Excerto da entrevista
----------
Alfredo Bruto da Costa, estudioso na área da pobreza e presidente da Comissão de Justiça e Paz, considera que a discussão sobre o Orçamento de Estado para 2012, em Portugal, deve ter em conta as pessoas e definir prioridades para as servir
Agência Ecclesia (AE) – Este é um Orçamento, como já se disse, feito apenas numa folha de Excel?
Alfredo Bruto da Costa (ABC) – À primeira vista, parece, porque tudo é visto em função de resultados aritméticos do défice e da dívida. O objetivo deste Orçamento, isso não é segredo, é conseguir 5,9% de défice e reduzir a dívida para um determinado limite.
AE – Esse objetivo não é obrigatório?
ABC – É obrigatório porque nós associamos o não cumprimento desses objetivos a coisas muito sérias em termos de continuidade dos empréstimos que o Fundo Monetário Internacional e a União Europeia estão a fazer. Eu considero que são obrigatórios, enquanto objetivos, são uma questão de ponto de honra. Agora, surgem dúvidas sobre o modo como se chega lá, as coisas não são tão rígidas e tão matemáticas como se fossem algo material, que se corta, que se acrescenta…
Para mim, não é indiferente aquilo que li, num semanário, apresentando o ministro das Finanças como um “fã” da teoria de Milton Friedman. Ele é o representante de uma corrente de pensamento determinada num contexto do pensamento económico; eu sou altamente crítico do Friedman: Como é que posso aceitar pacificamente um orçamento que, por trás dos números, tem este pensamento?
----------
O que fazer
Volte a escrever, sem mudar nada, o trecho da entrevista sobre o Orçamento de Estado para 2012 que começa em "Alfredo Bruto da Costa (ABC)" e vai até "um determinado limite.". Baseie-se apenas na entrevista.

Excertos dos registos
----------
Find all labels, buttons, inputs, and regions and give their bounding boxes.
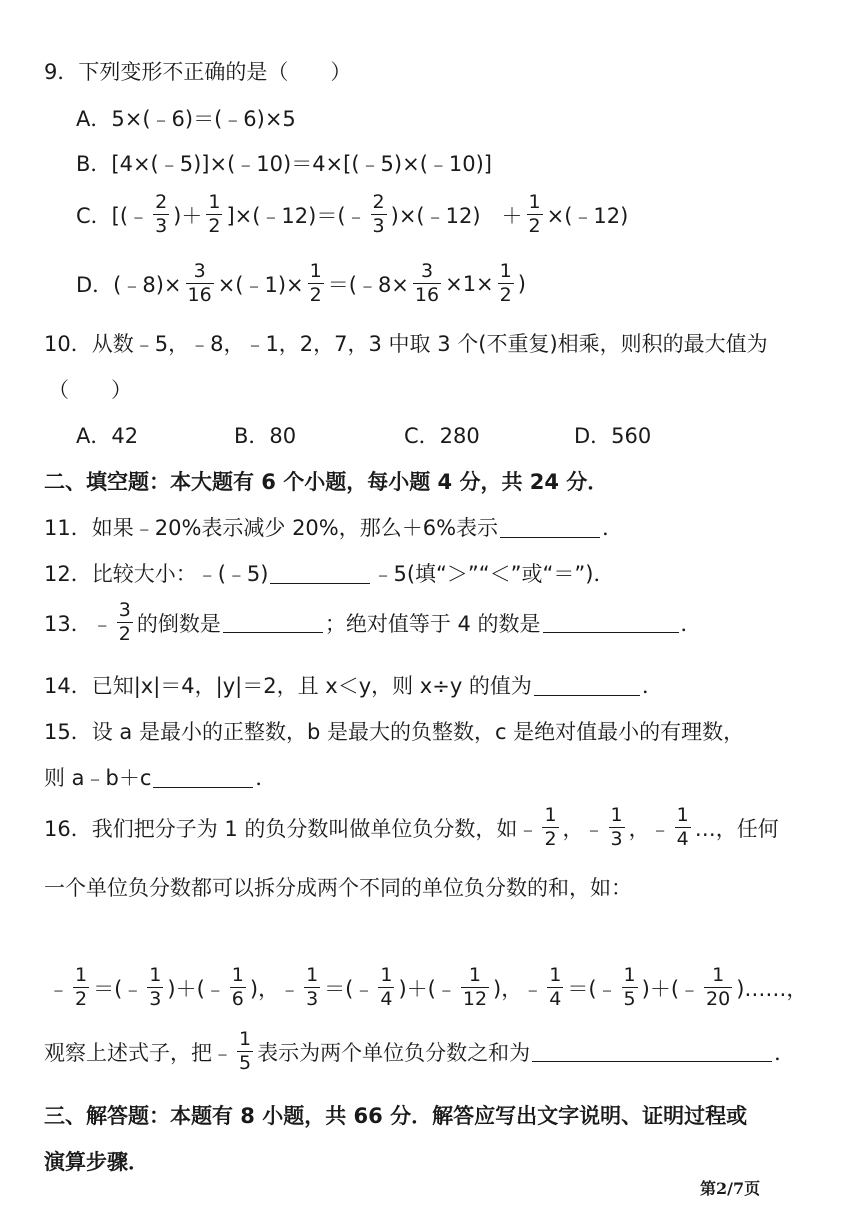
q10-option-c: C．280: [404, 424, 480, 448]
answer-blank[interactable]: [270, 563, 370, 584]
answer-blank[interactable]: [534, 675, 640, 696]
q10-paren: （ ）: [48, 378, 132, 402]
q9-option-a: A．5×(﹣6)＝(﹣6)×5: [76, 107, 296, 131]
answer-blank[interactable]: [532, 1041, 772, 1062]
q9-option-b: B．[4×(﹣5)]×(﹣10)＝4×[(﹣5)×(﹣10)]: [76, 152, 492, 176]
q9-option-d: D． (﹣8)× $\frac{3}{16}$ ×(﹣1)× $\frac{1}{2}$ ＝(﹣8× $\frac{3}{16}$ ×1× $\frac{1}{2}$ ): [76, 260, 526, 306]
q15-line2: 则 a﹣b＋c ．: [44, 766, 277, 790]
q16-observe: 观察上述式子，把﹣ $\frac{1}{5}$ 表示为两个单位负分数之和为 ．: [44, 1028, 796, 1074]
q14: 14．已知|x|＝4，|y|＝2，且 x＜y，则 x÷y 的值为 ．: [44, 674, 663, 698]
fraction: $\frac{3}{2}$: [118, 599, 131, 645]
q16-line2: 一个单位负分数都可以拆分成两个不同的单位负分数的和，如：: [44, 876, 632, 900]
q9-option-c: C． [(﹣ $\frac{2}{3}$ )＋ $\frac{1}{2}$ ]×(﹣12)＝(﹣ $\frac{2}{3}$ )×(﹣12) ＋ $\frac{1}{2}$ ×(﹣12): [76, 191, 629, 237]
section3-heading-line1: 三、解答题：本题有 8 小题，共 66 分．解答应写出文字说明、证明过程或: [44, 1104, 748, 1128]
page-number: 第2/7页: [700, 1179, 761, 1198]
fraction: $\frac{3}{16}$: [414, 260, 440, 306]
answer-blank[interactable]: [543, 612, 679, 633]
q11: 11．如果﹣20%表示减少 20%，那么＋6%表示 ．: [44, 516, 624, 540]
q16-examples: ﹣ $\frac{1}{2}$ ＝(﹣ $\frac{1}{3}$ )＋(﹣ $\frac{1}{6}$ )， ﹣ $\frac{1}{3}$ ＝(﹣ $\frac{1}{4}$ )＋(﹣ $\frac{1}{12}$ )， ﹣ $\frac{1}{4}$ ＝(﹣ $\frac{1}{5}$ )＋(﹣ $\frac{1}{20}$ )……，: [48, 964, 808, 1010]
----------
Resposta
Alfredo Bruto da Costa (ABC) – À primeira vista, parece, porque tudo é visto em função de resultados aritméticos do défice e da dívida. O objetivo deste Orçamento, isso não é segredo, é conseguir 5,9% de défice e reduzir a dívida para um determinado limite.